*EXERCISE DETAILS:*
In your copy, repeat the records exactly and leave out the pictures.

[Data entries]
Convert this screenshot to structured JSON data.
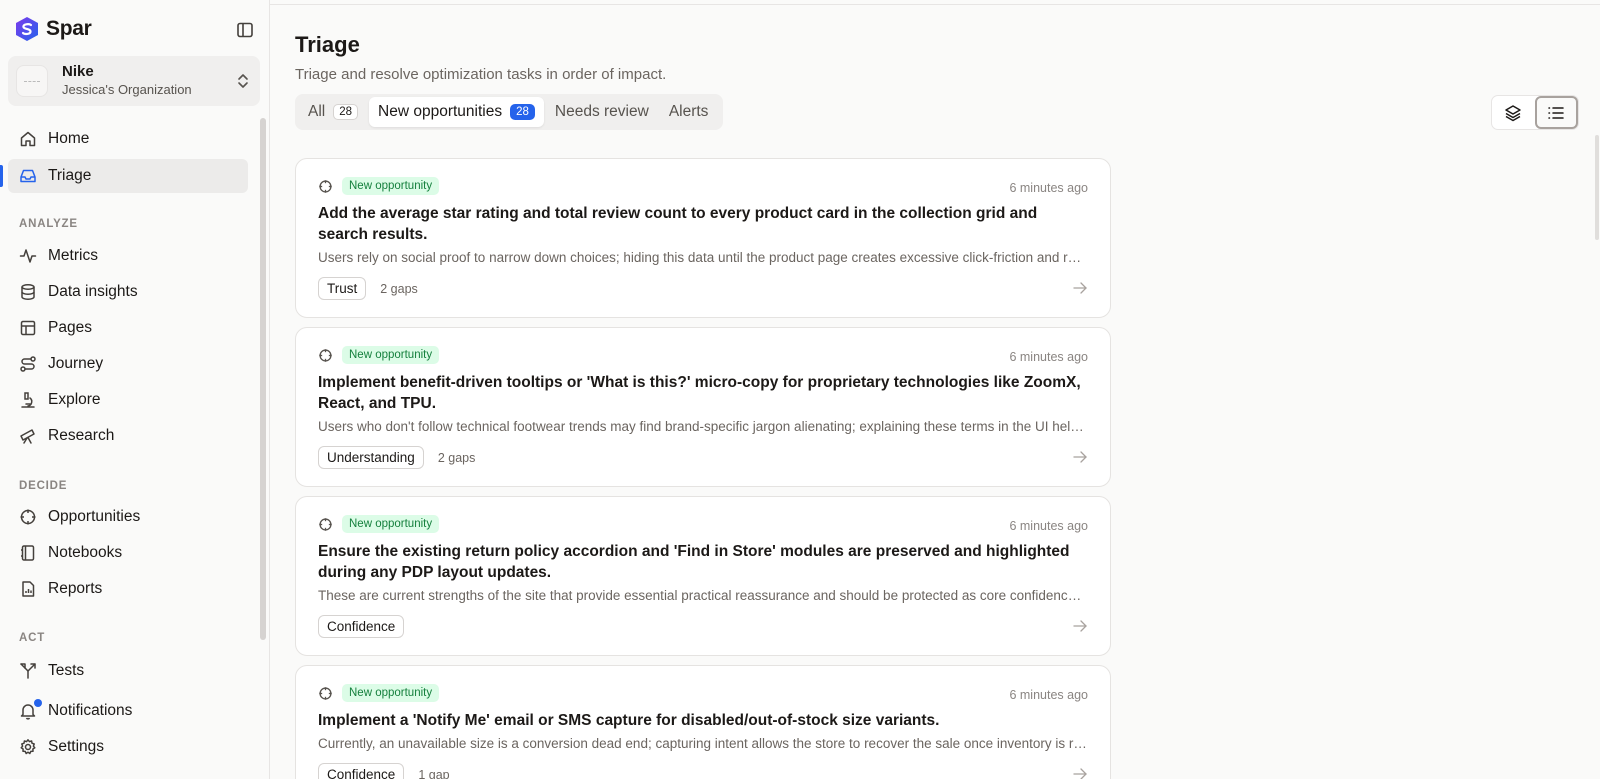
{
  "brand": {
    "name": "Spar"
  },
  "org": {
    "name": "Nike",
    "subtitle": "Jessica's Organization"
  },
  "nav": {
    "main": [
      {
        "label": "Home",
        "icon": "home-icon"
      },
      {
        "label": "Triage",
        "icon": "inbox-icon",
        "active": true
      }
    ],
    "analyze_label": "ANALYZE",
    "analyze": [
      {
        "label": "Metrics",
        "icon": "activity-icon"
      },
      {
        "label": "Data insights",
        "icon": "database-icon"
      },
      {
        "label": "Pages",
        "icon": "layout-icon"
      },
      {
        "label": "Journey",
        "icon": "route-icon"
      },
      {
        "label": "Explore",
        "icon": "microscope-icon"
      },
      {
        "label": "Research",
        "icon": "telescope-icon"
      }
    ],
    "decide_label": "DECIDE",
    "decide": [
      {
        "label": "Opportunities",
        "icon": "crosshair-icon"
      },
      {
        "label": "Notebooks",
        "icon": "notebook-icon"
      },
      {
        "label": "Reports",
        "icon": "report-icon"
      }
    ],
    "act_label": "ACT",
    "act": [
      {
        "label": "Tests",
        "icon": "split-icon"
      },
      {
        "label": "Notifications",
        "icon": "bell-icon"
      },
      {
        "label": "Settings",
        "icon": "gear-icon"
      }
    ]
  },
  "page": {
    "title": "Triage",
    "subtitle": "Triage and resolve optimization tasks in order of impact."
  },
  "tabs": [
    {
      "label": "All",
      "count": "28"
    },
    {
      "label": "New opportunities",
      "count": "28",
      "active": true
    },
    {
      "label": "Needs review"
    },
    {
      "label": "Alerts"
    }
  ],
  "cards": [
    {
      "badge": "New opportunity",
      "time": "6 minutes ago",
      "title": "Add the average star rating and total review count to every product card in the collection grid and search results.",
      "description": "Users rely on social proof to narrow down choices; hiding this data until the product page creates excessive click-friction and reduces confidence in the selection process.",
      "tag": "Trust",
      "gaps": "2 gaps"
    },
    {
      "badge": "New opportunity",
      "time": "6 minutes ago",
      "title": "Implement benefit-driven tooltips or 'What is this?' micro-copy for proprietary technologies like ZoomX, React, and TPU.",
      "description": "Users who don't follow technical footwear trends may find brand-specific jargon alienating; explaining these terms in the UI helps connect features to benefits.",
      "tag": "Understanding",
      "gaps": "2 gaps"
    },
    {
      "badge": "New opportunity",
      "time": "6 minutes ago",
      "title": "Ensure the existing return policy accordion and 'Find in Store' modules are preserved and highlighted during any PDP layout updates.",
      "description": "These are current strengths of the site that provide essential practical reassurance and should be protected as core confidence builders.",
      "tag": "Confidence",
      "gaps": ""
    },
    {
      "badge": "New opportunity",
      "time": "6 minutes ago",
      "title": "Implement a 'Notify Me' email or SMS capture for disabled/out-of-stock size variants.",
      "description": "Currently, an unavailable size is a conversion dead end; capturing intent allows the store to recover the sale once inventory is replenished.",
      "tag": "Confidence",
      "gaps": "1 gap"
    }
  ],
  "colors": {
    "accent": "#2563eb",
    "badge_bg": "#dcfce7",
    "badge_text": "#15803d"
  }
}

*FULL OUTPUT:*
Convert this screenshot to structured JSON data.
{
  "brand": {
    "name": "Spar"
  },
  "org": {
    "name": "Nike",
    "subtitle": "Jessica's Organization"
  },
  "nav": {
    "main": [
      {
        "label": "Home",
        "icon": "home-icon"
      },
      {
        "label": "Triage",
        "icon": "inbox-icon",
        "active": true
      }
    ],
    "analyze_label": "ANALYZE",
    "analyze": [
      {
        "label": "Metrics",
        "icon": "activity-icon"
      },
      {
        "label": "Data insights",
        "icon": "database-icon"
      },
      {
        "label": "Pages",
        "icon": "layout-icon"
      },
      {
        "label": "Journey",
        "icon": "route-icon"
      },
      {
        "label": "Explore",
        "icon": "microscope-icon"
      },
      {
        "label": "Research",
        "icon": "telescope-icon"
      }
    ],
    "decide_label": "DECIDE",
    "decide": [
      {
        "label": "Opportunities",
        "icon": "crosshair-icon"
      },
      {
        "label": "Notebooks",
        "icon": "notebook-icon"
      },
      {
        "label": "Reports",
        "icon": "report-icon"
      }
    ],
    "act_label": "ACT",
    "act": [
      {
        "label": "Tests",
        "icon": "split-icon"
      },
      {
        "label": "Notifications",
        "icon": "bell-icon"
      },
      {
        "label": "Settings",
        "icon": "gear-icon"
      }
    ]
  },
  "page": {
    "title": "Triage",
    "subtitle": "Triage and resolve optimization tasks in order of impact."
  },
  "tabs": [
    {
      "label": "All",
      "count": "28"
    },
    {
      "label": "New opportunities",
      "count": "28",
      "active": true
    },
    {
      "label": "Needs review"
    },
    {
      "label": "Alerts"
    }
  ],
  "cards": [
    {
      "badge": "New opportunity",
      "time": "6 minutes ago",
      "title": "Add the average star rating and total review count to every product card in the collection grid and search results.",
      "description": "Users rely on social proof to narrow down choices; hiding this data until the product page creates excessive click-friction and reduces confidence in the selection process.",
      "tag": "Trust",
      "gaps": "2 gaps"
    },
    {
      "badge": "New opportunity",
      "time": "6 minutes ago",
      "title": "Implement benefit-driven tooltips or 'What is this?' micro-copy for proprietary technologies like ZoomX, React, and TPU.",
      "description": "Users who don't follow technical footwear trends may find brand-specific jargon alienating; explaining these terms in the UI helps connect features to benefits.",
      "tag": "Understanding",
      "gaps": "2 gaps"
    },
    {
      "badge": "New opportunity",
      "time": "6 minutes ago",
      "title": "Ensure the existing return policy accordion and 'Find in Store' modules are preserved and highlighted during any PDP layout updates.",
      "description": "These are current strengths of the site that provide essential practical reassurance and should be protected as core confidence builders.",
      "tag": "Confidence",
      "gaps": ""
    },
    {
      "badge": "New opportunity",
      "time": "6 minutes ago",
      "title": "Implement a 'Notify Me' email or SMS capture for disabled/out-of-stock size variants.",
      "description": "Currently, an unavailable size is a conversion dead end; capturing intent allows the store to recover the sale once inventory is replenished.",
      "tag": "Confidence",
      "gaps": "1 gap"
    }
  ],
  "colors": {
    "accent": "#2563eb",
    "badge_bg": "#dcfce7",
    "badge_text": "#15803d"
  }
}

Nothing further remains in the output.